_Exercise details_
Gather all lines in the entries that include the word "Backpressure".

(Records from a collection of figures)
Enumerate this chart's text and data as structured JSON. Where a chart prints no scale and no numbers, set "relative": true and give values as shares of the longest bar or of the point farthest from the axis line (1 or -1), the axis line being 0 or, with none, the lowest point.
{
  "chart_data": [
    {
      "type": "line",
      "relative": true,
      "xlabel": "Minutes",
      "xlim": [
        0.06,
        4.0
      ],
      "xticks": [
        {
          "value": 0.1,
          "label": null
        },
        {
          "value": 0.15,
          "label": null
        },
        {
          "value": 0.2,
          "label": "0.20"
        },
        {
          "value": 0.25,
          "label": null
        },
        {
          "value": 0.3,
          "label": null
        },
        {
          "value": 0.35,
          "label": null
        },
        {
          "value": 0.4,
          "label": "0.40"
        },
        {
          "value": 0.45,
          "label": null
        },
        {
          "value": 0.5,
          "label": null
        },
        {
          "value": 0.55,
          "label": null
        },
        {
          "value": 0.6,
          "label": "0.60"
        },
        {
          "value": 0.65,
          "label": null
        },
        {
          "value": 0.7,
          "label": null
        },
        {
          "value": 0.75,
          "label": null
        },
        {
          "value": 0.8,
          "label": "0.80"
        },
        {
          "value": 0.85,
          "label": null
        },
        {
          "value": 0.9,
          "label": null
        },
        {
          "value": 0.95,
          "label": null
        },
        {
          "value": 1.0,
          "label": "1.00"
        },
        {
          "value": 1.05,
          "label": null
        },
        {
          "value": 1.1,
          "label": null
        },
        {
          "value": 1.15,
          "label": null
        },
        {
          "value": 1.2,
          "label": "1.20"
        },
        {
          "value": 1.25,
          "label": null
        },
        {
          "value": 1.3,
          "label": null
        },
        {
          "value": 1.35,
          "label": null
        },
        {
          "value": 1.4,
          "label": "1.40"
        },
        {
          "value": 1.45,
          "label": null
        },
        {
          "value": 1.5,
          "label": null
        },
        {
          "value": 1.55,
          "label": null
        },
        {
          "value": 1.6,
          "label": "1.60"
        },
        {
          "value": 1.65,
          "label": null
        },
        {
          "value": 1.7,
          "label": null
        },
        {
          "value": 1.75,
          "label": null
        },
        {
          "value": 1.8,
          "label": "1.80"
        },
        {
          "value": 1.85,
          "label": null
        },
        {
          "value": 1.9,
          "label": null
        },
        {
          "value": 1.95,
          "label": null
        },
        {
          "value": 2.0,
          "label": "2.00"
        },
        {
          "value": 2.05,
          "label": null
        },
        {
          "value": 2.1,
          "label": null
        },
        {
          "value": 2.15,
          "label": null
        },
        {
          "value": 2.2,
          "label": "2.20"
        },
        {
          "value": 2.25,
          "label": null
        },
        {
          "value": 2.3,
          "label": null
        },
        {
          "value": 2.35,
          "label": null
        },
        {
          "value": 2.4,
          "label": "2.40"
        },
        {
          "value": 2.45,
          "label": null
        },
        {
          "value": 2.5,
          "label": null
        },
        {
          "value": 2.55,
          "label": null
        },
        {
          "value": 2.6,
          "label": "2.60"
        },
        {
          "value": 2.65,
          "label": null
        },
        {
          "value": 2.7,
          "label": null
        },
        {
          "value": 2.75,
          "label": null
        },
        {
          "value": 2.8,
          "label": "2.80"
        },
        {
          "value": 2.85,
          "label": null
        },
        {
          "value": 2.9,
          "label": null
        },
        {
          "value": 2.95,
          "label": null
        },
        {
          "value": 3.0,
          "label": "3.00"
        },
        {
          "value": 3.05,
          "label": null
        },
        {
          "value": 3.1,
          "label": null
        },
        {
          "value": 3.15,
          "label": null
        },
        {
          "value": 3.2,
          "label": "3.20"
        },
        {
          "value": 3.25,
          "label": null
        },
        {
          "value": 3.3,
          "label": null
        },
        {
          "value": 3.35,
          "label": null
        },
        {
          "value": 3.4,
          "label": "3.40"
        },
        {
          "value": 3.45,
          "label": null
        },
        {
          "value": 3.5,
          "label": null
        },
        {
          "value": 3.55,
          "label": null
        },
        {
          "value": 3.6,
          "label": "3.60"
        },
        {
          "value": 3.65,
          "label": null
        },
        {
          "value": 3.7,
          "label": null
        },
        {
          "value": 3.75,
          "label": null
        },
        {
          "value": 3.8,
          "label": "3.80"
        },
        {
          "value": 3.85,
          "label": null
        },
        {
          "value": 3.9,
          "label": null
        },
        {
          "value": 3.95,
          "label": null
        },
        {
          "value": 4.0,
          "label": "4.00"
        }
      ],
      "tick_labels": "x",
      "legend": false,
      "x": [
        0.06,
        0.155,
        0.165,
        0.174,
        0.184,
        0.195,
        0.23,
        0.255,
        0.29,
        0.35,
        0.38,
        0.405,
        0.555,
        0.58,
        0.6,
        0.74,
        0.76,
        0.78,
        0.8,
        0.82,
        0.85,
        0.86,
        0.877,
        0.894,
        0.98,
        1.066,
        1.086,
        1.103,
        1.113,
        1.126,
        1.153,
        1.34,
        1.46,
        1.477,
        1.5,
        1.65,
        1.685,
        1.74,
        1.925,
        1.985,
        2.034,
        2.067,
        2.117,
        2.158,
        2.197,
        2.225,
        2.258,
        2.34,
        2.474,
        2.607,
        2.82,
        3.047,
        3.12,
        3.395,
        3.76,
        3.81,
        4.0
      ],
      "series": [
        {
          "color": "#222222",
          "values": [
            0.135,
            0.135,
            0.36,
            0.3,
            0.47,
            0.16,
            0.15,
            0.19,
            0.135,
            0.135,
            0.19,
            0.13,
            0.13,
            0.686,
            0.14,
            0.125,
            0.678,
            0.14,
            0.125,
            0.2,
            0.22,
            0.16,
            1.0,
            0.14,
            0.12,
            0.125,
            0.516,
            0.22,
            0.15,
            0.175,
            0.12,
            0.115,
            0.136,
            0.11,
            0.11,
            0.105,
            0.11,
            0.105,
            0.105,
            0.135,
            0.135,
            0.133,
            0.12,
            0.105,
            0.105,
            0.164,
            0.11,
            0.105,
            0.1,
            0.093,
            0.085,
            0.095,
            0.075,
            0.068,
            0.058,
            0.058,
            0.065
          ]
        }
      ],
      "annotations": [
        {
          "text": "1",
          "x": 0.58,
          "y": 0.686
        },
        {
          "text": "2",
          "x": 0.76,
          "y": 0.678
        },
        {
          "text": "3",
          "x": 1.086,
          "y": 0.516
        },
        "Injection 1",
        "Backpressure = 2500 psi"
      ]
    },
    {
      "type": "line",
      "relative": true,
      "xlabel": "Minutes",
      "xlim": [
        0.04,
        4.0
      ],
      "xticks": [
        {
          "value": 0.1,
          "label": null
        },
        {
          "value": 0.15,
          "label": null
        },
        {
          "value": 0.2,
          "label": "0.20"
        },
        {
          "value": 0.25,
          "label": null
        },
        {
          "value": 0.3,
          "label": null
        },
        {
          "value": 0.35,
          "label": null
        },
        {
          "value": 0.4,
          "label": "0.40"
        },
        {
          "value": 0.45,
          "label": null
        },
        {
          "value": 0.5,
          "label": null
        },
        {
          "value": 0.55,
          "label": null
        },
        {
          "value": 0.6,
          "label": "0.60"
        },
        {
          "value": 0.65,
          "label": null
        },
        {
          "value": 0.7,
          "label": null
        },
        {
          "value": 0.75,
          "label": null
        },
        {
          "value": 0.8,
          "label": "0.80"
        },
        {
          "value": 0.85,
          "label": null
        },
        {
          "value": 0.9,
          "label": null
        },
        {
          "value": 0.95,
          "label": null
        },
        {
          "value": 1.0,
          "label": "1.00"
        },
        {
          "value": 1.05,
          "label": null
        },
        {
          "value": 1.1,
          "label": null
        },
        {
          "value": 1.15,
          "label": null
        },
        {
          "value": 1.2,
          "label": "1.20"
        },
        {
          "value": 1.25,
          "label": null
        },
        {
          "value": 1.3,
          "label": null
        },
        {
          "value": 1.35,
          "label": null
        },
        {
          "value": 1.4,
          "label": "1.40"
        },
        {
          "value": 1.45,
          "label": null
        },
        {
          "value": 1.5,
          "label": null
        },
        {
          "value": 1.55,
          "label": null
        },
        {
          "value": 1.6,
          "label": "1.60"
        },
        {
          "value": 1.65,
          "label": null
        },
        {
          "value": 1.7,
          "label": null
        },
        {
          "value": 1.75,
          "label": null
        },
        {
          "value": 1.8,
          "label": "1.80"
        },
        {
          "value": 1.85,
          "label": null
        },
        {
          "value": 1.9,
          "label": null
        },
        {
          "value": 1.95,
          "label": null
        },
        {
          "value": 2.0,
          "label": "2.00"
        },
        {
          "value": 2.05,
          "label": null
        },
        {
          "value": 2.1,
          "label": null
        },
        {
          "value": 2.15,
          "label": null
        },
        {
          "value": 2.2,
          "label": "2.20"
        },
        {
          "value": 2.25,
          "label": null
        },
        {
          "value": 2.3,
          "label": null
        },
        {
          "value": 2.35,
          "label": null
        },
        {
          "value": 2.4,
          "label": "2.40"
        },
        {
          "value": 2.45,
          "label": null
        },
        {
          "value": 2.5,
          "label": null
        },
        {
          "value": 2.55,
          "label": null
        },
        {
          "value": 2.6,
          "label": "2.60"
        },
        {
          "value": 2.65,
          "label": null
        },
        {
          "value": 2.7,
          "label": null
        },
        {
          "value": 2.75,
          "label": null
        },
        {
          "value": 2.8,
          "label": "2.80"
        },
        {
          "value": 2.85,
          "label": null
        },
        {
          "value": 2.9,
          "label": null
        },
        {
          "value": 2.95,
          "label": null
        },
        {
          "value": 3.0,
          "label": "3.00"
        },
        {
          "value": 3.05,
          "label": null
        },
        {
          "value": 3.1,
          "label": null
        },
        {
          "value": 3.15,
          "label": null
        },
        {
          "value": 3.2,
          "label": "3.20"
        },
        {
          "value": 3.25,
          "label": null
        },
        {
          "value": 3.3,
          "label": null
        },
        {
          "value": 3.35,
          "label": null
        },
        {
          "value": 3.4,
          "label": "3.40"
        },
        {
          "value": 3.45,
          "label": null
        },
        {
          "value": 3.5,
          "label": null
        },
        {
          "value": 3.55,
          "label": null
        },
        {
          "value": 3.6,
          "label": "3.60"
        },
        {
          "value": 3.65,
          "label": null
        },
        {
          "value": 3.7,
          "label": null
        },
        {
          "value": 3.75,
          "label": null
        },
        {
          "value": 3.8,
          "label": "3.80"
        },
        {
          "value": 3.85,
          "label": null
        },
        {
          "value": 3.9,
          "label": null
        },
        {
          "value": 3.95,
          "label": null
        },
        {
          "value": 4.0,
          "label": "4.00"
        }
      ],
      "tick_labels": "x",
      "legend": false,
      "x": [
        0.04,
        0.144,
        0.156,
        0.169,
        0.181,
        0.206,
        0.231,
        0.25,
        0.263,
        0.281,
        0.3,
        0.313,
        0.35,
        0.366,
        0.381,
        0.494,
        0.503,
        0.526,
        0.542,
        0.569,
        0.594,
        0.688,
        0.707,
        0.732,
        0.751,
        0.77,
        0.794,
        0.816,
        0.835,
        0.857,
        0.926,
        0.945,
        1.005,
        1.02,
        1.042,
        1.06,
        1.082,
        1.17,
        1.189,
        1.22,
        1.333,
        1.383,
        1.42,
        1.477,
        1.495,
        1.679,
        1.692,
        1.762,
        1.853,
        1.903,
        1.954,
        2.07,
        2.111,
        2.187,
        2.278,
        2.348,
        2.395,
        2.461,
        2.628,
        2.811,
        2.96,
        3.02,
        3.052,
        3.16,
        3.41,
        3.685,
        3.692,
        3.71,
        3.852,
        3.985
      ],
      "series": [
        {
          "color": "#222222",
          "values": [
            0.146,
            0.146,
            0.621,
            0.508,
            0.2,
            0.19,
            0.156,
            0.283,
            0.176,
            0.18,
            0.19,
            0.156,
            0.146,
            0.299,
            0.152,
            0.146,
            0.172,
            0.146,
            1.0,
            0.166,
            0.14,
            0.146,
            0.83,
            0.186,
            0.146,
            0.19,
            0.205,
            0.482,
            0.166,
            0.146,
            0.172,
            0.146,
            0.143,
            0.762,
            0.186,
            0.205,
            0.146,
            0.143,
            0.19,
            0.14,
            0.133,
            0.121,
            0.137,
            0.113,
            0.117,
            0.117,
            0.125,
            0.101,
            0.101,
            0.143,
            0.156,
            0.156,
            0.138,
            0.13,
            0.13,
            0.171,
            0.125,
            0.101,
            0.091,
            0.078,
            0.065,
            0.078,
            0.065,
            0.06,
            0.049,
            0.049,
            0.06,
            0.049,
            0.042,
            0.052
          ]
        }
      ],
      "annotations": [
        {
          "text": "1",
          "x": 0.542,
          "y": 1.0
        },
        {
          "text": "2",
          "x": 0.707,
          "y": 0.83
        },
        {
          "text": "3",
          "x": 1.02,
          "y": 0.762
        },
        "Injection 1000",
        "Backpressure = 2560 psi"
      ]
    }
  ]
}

_Solved problem_
        "Backpressure = 2500 psi"
        "Backpressure = 2560 psi"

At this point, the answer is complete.